> [TASK GOAL] Repeat each line exactly, leaving nothing out.

(Records about charts and figures)
** BEGIN **

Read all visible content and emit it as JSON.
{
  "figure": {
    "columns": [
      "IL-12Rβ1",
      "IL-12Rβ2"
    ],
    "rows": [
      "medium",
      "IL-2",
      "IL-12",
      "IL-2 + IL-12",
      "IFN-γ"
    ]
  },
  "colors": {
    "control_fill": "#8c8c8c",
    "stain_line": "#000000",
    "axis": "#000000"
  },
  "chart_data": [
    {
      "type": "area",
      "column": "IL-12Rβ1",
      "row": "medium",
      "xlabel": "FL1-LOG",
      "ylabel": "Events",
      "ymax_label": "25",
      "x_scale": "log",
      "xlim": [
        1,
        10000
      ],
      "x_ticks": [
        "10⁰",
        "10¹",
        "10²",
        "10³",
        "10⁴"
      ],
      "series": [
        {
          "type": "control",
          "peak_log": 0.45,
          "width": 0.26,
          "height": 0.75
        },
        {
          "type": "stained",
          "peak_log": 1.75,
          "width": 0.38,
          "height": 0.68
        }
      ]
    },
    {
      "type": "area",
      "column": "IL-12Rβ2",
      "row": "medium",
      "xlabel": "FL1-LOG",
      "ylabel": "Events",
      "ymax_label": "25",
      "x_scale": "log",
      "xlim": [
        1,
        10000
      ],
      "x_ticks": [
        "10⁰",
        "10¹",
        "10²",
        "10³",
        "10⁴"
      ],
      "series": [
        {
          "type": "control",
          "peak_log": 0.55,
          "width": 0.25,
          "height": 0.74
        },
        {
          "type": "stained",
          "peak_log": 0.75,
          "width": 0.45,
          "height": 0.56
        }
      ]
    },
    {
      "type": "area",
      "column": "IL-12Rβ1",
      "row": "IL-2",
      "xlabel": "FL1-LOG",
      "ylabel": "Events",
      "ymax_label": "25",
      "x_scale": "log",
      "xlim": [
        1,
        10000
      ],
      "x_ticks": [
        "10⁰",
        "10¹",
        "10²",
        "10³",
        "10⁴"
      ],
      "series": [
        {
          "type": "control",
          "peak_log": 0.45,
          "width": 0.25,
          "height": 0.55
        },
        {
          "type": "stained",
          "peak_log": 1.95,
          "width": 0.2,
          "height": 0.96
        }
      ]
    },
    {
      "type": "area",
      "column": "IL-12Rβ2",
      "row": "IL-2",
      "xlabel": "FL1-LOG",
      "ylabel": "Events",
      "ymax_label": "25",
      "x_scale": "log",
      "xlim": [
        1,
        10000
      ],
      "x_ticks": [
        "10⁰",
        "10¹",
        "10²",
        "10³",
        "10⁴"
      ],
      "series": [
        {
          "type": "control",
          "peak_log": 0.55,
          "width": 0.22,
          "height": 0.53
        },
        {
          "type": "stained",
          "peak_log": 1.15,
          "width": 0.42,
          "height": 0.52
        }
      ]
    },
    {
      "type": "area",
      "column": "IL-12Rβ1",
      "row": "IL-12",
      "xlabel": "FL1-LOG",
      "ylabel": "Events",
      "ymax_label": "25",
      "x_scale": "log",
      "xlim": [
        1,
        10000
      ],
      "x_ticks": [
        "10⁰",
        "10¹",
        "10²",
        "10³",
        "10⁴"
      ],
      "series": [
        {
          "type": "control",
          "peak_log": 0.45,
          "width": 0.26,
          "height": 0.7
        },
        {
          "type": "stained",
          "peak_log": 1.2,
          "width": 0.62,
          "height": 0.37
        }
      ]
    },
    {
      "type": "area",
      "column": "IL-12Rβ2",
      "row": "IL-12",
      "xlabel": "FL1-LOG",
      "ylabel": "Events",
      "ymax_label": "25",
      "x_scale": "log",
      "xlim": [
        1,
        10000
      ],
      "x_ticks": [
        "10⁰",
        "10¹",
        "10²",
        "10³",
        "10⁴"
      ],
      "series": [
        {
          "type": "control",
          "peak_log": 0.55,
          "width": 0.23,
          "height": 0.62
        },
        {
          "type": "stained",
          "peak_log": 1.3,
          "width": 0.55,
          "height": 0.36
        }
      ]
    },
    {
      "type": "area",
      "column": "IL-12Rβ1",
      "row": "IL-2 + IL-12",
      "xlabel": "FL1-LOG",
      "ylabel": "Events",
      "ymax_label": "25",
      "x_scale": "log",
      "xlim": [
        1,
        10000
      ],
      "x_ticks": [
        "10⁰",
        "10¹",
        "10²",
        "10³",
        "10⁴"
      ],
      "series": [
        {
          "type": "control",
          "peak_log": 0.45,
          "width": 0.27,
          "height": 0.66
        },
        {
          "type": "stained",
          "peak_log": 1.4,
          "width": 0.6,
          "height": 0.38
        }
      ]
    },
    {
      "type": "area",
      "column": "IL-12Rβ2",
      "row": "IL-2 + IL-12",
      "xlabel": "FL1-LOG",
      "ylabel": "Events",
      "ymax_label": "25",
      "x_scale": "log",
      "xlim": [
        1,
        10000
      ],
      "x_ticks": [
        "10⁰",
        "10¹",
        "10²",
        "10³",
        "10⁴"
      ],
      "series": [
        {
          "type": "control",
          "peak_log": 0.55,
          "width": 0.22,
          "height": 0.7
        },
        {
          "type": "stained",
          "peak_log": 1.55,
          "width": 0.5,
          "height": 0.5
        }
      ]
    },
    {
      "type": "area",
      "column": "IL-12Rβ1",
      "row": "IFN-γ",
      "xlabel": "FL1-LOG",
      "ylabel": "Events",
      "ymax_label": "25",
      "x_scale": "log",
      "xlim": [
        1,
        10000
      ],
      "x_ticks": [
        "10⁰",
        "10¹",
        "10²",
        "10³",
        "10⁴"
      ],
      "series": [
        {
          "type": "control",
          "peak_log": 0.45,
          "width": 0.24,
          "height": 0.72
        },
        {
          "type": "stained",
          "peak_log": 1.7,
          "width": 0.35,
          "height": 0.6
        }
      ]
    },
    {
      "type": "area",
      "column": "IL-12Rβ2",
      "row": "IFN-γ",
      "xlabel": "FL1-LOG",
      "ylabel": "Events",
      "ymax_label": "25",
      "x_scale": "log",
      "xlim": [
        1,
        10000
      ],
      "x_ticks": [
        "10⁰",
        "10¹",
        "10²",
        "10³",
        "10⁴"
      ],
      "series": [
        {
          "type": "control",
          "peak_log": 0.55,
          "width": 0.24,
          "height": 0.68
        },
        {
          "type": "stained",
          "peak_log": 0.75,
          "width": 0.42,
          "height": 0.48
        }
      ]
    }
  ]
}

** END **

> [ANSWER FOR THIS EXERCISE]
Read all visible content and emit it as JSON.
{
  "figure": {
    "columns": [
      "IL-12Rβ1",
      "IL-12Rβ2"
    ],
    "rows": [
      "medium",
      "IL-2",
      "IL-12",
      "IL-2 + IL-12",
      "IFN-γ"
    ]
  },
  "colors": {
    "control_fill": "#8c8c8c",
    "stain_line": "#000000",
    "axis": "#000000"
  },
  "chart_data": [
    {
      "type": "area",
      "column": "IL-12Rβ1",
      "row": "medium",
      "xlabel": "FL1-LOG",
      "ylabel": "Events",
      "ymax_label": "25",
      "x_scale": "log",
      "xlim": [
        1,
        10000
      ],
      "x_ticks": [
        "10⁰",
        "10¹",
        "10²",
        "10³",
        "10⁴"
      ],
      "series": [
        {
          "type": "control",
          "peak_log": 0.45,
          "width": 0.26,
          "height": 0.75
        },
        {
          "type": "stained",
          "peak_log": 1.75,
          "width": 0.38,
          "height": 0.68
        }
      ]
    },
    {
      "type": "area",
      "column": "IL-12Rβ2",
      "row": "medium",
      "xlabel": "FL1-LOG",
      "ylabel": "Events",
      "ymax_label": "25",
      "x_scale": "log",
      "xlim": [
        1,
        10000
      ],
      "x_ticks": [
        "10⁰",
        "10¹",
        "10²",
        "10³",
        "10⁴"
      ],
      "series": [
        {
          "type": "control",
          "peak_log": 0.55,
          "width": 0.25,
          "height": 0.74
        },
        {
          "type": "stained",
          "peak_log": 0.75,
          "width": 0.45,
          "height": 0.56
        }
      ]
    },
    {
      "type": "area",
      "column": "IL-12Rβ1",
      "row": "IL-2",
      "xlabel": "FL1-LOG",
      "ylabel": "Events",
      "ymax_label": "25",
      "x_scale": "log",
      "xlim": [
        1,
        10000
      ],
      "x_ticks": [
        "10⁰",
        "10¹",
        "10²",
        "10³",
        "10⁴"
      ],
      "series": [
        {
          "type": "control",
          "peak_log": 0.45,
          "width": 0.25,
          "height": 0.55
        },
        {
          "type": "stained",
          "peak_log": 1.95,
          "width": 0.2,
          "height": 0.96
        }
      ]
    },
    {
      "type": "area",
      "column": "IL-12Rβ2",
      "row": "IL-2",
      "xlabel": "FL1-LOG",
      "ylabel": "Events",
      "ymax_label": "25",
      "x_scale": "log",
      "xlim": [
        1,
        10000
      ],
      "x_ticks": [
        "10⁰",
        "10¹",
        "10²",
        "10³",
        "10⁴"
      ],
      "series": [
        {
          "type": "control",
          "peak_log": 0.55,
          "width": 0.22,
          "height": 0.53
        },
        {
          "type": "stained",
          "peak_log": 1.15,
          "width": 0.42,
          "height": 0.52
        }
      ]
    },
    {
      "type": "area",
      "column": "IL-12Rβ1",
      "row": "IL-12",
      "xlabel": "FL1-LOG",
      "ylabel": "Events",
      "ymax_label": "25",
      "x_scale": "log",
      "xlim": [
        1,
        10000
      ],
      "x_ticks": [
        "10⁰",
        "10¹",
        "10²",
        "10³",
        "10⁴"
      ],
      "series": [
        {
          "type": "control",
          "peak_log": 0.45,
          "width": 0.26,
          "height": 0.7
        },
        {
          "type": "stained",
          "peak_log": 1.2,
          "width": 0.62,
          "height": 0.37
        }
      ]
    },
    {
      "type": "area",
      "column": "IL-12Rβ2",
      "row": "IL-12",
      "xlabel": "FL1-LOG",
      "ylabel": "Events",
      "ymax_label": "25",
      "x_scale": "log",
      "xlim": [
        1,
        10000
      ],
      "x_ticks": [
        "10⁰",
        "10¹",
        "10²",
        "10³",
        "10⁴"
      ],
      "series": [
        {
          "type": "control",
          "peak_log": 0.55,
          "width": 0.23,
          "height": 0.62
        },
        {
          "type": "stained",
          "peak_log": 1.3,
          "width": 0.55,
          "height": 0.36
        }
      ]
    },
    {
      "type": "area",
      "column": "IL-12Rβ1",
      "row": "IL-2 + IL-12",
      "xlabel": "FL1-LOG",
      "ylabel": "Events",
      "ymax_label": "25",
      "x_scale": "log",
      "xlim": [
        1,
        10000
      ],
      "x_ticks": [
        "10⁰",
        "10¹",
        "10²",
        "10³",
        "10⁴"
      ],
      "series": [
        {
          "type": "control",
          "peak_log": 0.45,
          "width": 0.27,
          "height": 0.66
        },
        {
          "type": "stained",
          "peak_log": 1.4,
          "width": 0.6,
          "height": 0.38
        }
      ]
    },
    {
      "type": "area",
      "column": "IL-12Rβ2",
      "row": "IL-2 + IL-12",
      "xlabel": "FL1-LOG",
      "ylabel": "Events",
      "ymax_label": "25",
      "x_scale": "log",
      "xlim": [
        1,
        10000
      ],
      "x_ticks": [
        "10⁰",
        "10¹",
        "10²",
        "10³",
        "10⁴"
      ],
      "series": [
        {
          "type": "control",
          "peak_log": 0.55,
          "width": 0.22,
          "height": 0.7
        },
        {
          "type": "stained",
          "peak_log": 1.55,
          "width": 0.5,
          "height": 0.5
        }
      ]
    },
    {
      "type": "area",
      "column": "IL-12Rβ1",
      "row": "IFN-γ",
      "xlabel": "FL1-LOG",
      "ylabel": "Events",
      "ymax_label": "25",
      "x_scale": "log",
      "xlim": [
        1,
        10000
      ],
      "x_ticks": [
        "10⁰",
        "10¹",
        "10²",
        "10³",
        "10⁴"
      ],
      "series": [
        {
          "type": "control",
          "peak_log": 0.45,
          "width": 0.24,
          "height": 0.72
        },
        {
          "type": "stained",
          "peak_log": 1.7,
          "width": 0.35,
          "height": 0.6
        }
      ]
    },
    {
      "type": "area",
      "column": "IL-12Rβ2",
      "row": "IFN-γ",
      "xlabel": "FL1-LOG",
      "ylabel": "Events",
      "ymax_label": "25",
      "x_scale": "log",
      "xlim": [
        1,
        10000
      ],
      "x_ticks": [
        "10⁰",
        "10¹",
        "10²",
        "10³",
        "10⁴"
      ],
      "series": [
        {
          "type": "control",
          "peak_log": 0.55,
          "width": 0.24,
          "height": 0.68
        },
        {
          "type": "stained",
          "peak_log": 0.75,
          "width": 0.42,
          "height": 0.48
        }
      ]
    }
  ]
}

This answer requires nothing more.